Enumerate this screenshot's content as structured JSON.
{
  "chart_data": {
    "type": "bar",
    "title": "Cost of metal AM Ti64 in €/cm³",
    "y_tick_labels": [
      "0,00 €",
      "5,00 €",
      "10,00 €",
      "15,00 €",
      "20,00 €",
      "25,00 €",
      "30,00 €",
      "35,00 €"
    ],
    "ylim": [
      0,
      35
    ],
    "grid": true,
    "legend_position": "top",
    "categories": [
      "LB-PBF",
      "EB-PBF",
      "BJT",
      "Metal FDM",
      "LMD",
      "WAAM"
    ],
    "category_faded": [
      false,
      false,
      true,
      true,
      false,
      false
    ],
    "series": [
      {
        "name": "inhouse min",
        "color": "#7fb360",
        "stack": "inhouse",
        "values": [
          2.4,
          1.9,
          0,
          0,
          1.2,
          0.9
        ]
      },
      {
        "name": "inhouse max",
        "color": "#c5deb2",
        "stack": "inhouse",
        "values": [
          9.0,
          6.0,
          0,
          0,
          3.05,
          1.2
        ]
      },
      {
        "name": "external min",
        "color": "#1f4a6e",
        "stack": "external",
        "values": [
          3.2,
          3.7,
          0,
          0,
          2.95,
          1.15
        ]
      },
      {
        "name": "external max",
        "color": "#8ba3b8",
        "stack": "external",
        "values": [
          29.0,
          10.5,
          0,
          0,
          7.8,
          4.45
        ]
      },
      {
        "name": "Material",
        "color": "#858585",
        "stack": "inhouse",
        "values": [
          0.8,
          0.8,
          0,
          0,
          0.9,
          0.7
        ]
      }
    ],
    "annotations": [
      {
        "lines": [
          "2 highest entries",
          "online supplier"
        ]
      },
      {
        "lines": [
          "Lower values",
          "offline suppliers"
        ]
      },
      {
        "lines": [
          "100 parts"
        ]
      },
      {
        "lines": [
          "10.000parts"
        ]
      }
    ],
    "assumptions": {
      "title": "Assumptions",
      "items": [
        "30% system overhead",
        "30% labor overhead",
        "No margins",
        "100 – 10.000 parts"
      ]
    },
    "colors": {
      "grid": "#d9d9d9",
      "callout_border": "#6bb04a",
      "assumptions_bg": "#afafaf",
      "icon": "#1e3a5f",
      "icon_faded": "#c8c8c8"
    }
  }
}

□ □ □ □ □

WHAT YOU SHOULD DO:
Each line containing the word "name" counts once; say how many such lines there are, giving only the number.

ANSWER FOR THE TASK:
5